Directive:
Copy out every line of the data exactly.

[Records excerpted from a collection]
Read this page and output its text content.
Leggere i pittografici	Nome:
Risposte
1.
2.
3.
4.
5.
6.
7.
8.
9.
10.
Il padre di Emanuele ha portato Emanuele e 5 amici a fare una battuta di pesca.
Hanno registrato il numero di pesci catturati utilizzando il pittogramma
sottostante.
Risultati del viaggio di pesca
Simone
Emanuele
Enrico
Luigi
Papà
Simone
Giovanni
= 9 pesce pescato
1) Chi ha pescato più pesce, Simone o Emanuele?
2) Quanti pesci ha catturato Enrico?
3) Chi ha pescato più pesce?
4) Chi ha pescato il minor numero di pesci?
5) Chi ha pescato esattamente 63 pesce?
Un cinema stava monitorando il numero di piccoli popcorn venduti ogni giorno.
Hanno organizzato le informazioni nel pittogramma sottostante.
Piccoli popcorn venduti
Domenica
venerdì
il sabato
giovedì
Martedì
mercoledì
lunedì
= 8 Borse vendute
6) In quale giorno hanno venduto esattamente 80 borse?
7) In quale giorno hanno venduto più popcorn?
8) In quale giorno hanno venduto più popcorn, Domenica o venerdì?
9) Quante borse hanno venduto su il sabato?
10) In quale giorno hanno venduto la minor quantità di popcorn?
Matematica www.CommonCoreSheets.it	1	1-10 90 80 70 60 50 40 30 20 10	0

Reply:
Read this page and output its text content.
Leggere i pittografici	Nome:
Risposte
1.
2.
3.
4.
5.
6.
7.
8.
9.
10.
Il padre di Emanuele ha portato Emanuele e 5 amici a fare una battuta di pesca.
Hanno registrato il numero di pesci catturati utilizzando il pittogramma
sottostante.
Risultati del viaggio di pesca
Simone
Emanuele
Enrico
Luigi
Papà
Simone
Giovanni
= 9 pesce pescato
1) Chi ha pescato più pesce, Simone o Emanuele?
2) Quanti pesci ha catturato Enrico?
3) Chi ha pescato più pesce?
4) Chi ha pescato il minor numero di pesci?
5) Chi ha pescato esattamente 63 pesce?
Un cinema stava monitorando il numero di piccoli popcorn venduti ogni giorno.
Hanno organizzato le informazioni nel pittogramma sottostante.
Piccoli popcorn venduti
Domenica
venerdì
il sabato
giovedì
Martedì
mercoledì
lunedì
= 8 Borse vendute
6) In quale giorno hanno venduto esattamente 80 borse?
7) In quale giorno hanno venduto più popcorn?
8) In quale giorno hanno venduto più popcorn, Domenica o venerdì?
9) Quante borse hanno venduto su il sabato?
10) In quale giorno hanno venduto la minor quantità di popcorn?
Matematica www.CommonCoreSheets.it	1	1-10 90 80 70 60 50 40 30 20 10	0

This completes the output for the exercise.